* AIM
Lay out the records as a Markdown table, from the first line through the line containing "panel-title: Page translation". Use the columns Row and Line text, and leave out any blank lines.

** start DATA SUPPLIED **

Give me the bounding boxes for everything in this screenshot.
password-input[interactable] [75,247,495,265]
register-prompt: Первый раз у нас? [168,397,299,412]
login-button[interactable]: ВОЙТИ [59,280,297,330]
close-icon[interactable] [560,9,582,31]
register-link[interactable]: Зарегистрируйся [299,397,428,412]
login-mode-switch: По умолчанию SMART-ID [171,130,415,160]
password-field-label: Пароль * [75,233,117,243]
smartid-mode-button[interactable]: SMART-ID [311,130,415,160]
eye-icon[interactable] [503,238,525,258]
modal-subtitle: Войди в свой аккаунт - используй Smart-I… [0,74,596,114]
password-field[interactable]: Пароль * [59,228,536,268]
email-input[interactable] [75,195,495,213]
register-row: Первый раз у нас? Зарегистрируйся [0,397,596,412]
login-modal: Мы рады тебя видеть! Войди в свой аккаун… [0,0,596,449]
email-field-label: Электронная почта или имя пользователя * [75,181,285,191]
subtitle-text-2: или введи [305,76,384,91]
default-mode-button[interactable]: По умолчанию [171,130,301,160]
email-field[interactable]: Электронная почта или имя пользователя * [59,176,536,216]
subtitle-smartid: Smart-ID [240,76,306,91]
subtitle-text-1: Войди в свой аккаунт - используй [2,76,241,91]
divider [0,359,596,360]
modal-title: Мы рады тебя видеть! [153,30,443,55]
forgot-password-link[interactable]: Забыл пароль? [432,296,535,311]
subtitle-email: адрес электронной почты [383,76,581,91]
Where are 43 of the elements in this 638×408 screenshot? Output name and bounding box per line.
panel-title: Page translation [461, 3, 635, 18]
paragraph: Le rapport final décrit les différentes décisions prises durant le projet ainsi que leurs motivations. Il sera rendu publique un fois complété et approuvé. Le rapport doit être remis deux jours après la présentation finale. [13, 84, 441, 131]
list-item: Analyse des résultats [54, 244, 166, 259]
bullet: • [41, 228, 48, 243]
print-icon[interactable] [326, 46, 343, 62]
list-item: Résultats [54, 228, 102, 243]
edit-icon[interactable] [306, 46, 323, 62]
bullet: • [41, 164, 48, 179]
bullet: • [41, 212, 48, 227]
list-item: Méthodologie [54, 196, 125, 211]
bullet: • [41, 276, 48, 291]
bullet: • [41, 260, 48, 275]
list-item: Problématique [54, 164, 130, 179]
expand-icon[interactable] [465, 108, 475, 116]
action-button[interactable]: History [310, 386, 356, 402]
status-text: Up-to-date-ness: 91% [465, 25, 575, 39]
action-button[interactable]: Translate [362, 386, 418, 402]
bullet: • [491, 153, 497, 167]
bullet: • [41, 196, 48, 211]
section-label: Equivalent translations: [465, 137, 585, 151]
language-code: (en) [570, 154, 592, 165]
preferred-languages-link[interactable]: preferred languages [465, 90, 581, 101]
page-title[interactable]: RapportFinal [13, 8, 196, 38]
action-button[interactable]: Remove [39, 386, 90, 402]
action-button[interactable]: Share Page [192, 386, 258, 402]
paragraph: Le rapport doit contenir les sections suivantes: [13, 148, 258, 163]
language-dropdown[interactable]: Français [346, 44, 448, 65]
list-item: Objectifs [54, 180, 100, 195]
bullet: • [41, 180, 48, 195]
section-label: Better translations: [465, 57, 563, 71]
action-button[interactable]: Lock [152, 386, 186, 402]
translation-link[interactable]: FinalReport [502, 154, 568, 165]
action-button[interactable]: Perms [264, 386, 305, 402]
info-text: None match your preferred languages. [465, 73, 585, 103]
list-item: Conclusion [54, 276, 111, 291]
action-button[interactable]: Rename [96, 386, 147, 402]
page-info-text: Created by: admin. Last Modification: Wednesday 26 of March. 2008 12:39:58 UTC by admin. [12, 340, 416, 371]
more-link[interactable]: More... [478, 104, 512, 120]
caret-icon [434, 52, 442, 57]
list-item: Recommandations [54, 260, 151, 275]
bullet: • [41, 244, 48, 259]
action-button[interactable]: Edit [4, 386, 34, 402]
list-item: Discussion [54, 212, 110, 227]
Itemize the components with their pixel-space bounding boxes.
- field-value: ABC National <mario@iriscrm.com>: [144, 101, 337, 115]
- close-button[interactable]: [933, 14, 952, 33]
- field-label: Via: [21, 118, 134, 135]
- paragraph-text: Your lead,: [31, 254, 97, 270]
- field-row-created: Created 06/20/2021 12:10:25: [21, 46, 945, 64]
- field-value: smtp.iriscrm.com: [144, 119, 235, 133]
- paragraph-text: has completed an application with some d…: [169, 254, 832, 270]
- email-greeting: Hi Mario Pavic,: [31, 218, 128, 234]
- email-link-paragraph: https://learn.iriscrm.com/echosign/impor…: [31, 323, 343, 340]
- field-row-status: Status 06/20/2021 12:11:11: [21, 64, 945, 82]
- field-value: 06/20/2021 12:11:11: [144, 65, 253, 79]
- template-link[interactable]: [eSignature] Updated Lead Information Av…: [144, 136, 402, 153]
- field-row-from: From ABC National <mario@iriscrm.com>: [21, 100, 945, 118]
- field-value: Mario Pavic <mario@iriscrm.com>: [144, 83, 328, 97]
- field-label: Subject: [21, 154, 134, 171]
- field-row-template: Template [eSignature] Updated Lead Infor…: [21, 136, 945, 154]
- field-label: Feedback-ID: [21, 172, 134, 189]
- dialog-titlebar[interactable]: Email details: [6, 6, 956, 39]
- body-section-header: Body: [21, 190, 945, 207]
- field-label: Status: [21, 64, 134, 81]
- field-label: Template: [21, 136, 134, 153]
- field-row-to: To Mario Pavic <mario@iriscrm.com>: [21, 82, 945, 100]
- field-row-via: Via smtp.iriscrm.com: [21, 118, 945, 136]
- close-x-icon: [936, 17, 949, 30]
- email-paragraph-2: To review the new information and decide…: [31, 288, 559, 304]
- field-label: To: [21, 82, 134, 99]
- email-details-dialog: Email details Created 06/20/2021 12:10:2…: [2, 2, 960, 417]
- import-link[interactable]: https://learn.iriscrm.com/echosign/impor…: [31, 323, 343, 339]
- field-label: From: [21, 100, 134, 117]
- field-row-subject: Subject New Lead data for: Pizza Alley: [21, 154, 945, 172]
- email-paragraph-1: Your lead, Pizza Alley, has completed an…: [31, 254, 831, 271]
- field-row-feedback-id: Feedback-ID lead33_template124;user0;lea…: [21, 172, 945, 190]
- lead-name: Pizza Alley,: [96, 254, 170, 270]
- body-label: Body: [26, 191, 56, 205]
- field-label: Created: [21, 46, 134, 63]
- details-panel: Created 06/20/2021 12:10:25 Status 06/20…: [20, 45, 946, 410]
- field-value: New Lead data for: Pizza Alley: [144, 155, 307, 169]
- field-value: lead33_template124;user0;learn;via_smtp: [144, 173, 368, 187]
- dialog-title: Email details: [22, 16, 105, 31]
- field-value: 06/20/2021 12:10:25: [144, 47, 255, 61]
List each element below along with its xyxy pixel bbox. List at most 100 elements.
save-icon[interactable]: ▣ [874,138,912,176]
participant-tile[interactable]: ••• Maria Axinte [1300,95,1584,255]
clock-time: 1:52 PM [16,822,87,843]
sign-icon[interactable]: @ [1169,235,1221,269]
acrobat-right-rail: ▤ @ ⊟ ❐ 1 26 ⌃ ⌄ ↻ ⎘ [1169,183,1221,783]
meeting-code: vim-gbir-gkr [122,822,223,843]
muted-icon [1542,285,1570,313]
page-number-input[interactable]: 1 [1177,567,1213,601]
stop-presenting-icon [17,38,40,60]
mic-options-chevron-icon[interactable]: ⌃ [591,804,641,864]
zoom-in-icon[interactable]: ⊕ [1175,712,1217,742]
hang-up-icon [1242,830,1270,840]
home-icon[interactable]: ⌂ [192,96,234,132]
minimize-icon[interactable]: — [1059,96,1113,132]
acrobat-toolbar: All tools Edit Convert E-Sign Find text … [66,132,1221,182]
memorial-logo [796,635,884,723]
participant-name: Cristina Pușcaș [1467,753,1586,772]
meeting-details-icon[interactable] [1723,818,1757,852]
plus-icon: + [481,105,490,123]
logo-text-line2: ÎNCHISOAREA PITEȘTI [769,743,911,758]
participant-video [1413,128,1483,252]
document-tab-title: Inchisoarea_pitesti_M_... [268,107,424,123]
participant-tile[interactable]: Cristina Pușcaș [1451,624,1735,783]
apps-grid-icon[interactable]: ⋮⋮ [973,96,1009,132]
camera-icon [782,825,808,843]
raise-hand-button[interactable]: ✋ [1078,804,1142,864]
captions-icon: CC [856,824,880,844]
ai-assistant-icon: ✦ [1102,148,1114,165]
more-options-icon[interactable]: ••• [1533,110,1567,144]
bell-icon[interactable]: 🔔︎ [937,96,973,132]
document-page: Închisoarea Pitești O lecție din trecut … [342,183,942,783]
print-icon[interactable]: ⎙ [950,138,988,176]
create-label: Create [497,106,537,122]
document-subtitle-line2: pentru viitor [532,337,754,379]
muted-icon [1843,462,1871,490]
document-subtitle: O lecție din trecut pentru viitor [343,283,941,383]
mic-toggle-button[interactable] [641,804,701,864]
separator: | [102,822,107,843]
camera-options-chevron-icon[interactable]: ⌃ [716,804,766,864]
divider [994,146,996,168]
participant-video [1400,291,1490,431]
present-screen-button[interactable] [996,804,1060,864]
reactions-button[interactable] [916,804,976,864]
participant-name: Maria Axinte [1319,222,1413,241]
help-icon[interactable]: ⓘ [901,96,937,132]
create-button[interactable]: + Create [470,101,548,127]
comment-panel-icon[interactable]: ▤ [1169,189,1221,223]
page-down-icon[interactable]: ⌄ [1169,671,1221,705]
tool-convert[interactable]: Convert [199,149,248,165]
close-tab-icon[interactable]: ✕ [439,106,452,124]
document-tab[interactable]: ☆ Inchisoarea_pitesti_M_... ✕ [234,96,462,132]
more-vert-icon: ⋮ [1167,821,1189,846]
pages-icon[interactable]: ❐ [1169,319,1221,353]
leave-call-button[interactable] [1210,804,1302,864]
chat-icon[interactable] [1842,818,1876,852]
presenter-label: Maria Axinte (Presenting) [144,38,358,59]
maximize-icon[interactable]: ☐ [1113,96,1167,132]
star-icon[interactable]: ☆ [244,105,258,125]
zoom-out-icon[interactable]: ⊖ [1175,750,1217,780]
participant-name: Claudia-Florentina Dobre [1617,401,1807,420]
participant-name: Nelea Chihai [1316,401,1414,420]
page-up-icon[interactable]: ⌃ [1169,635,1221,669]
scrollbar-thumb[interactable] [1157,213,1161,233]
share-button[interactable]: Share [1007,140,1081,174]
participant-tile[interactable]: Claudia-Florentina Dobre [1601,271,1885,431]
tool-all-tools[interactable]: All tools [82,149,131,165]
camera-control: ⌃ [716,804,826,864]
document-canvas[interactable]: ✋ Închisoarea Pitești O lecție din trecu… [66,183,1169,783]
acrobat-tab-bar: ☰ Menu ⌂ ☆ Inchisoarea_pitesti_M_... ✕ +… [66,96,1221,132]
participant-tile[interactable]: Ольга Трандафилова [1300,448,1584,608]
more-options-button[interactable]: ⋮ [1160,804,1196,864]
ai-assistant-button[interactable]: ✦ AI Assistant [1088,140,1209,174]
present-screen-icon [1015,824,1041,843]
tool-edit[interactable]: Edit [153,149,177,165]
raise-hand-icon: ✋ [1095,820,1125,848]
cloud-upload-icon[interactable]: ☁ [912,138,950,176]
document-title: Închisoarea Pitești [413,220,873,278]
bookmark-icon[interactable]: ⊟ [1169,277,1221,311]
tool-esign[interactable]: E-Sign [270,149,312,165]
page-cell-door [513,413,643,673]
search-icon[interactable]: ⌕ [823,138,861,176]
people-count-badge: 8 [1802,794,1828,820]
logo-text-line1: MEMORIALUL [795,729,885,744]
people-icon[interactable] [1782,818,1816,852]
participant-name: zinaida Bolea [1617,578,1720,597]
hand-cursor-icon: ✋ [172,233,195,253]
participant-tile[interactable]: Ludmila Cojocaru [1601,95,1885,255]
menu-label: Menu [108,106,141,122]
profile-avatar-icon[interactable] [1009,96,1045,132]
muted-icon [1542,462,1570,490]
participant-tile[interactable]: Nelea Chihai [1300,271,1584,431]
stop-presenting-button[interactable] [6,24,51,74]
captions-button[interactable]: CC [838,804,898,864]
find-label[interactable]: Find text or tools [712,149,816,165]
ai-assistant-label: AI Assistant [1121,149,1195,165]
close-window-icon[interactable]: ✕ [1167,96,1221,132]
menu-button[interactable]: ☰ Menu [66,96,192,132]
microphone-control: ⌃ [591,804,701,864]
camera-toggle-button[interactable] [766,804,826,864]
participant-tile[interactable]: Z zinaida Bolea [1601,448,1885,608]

** end DATA SUPPLIED **

* RESULT FOR THIS EXERCISE
| Row | Line text |
|---|---|
| 1 | Give me the bounding boxes for everything in this screenshot. |
| 2 | password-input[interactable] [75,247,495,265] |
| 3 | register-prompt: Первый раз у нас? [168,397,299,412] |
| 4 | login-button[interactable]: ВОЙТИ [59,280,297,330] |
| 5 | close-icon[interactable] [560,9,582,31] |
| 6 | register-link[interactable]: Зарегистрируйся [299,397,428,412] |
| 7 | login-mode-switch: По умолчанию SMART-ID [171,130,415,160] |
| 8 | password-field-label: Пароль * [75,233,117,243] |
| 9 | smartid-mode-button[interactable]: SMART-ID [311,130,415,160] |
| 10 | eye-icon[interactable] [503,238,525,258] |
| 11 | modal-subtitle: Войди в свой аккаунт - используй Smart-I… [0,74,596,114] |
| 12 | password-field[interactable]: Пароль * [59,228,536,268] |
| 13 | email-input[interactable] [75,195,495,213] |
| 14 | register-row: Первый раз у нас? Зарегистрируйся [0,397,596,412] |
| 15 | login-modal: Мы рады тебя видеть! Войди в свой аккаун… [0,0,596,449] |
| 16 | email-field-label: Электронная почта или имя пользователя * [75,181,285,191] |
| 17 | subtitle-text-2: или введи [305,76,384,91] |
| 18 | default-mode-button[interactable]: По умолчанию [171,130,301,160] |
| 19 | email-field[interactable]: Электронная почта или имя пользователя * [59,176,536,216] |
| 20 | subtitle-smartid: Smart-ID [240,76,306,91] |
| 21 | subtitle-text-1: Войди в свой аккаунт - используй [2,76,241,91] |
| 22 | divider [0,359,596,360] |
| 23 | modal-title: Мы рады тебя видеть! [153,30,443,55] |
| 24 | forgot-password-link[interactable]: Забыл пароль? [432,296,535,311] |
| 25 | subtitle-email: адрес электронной почты [383,76,581,91] |
| 26 | Where are 43 of the elements in this 638×408 screenshot? Output name and bounding box per line. |
| 27 | panel-title: Page translation [461, 3, 635, 18] |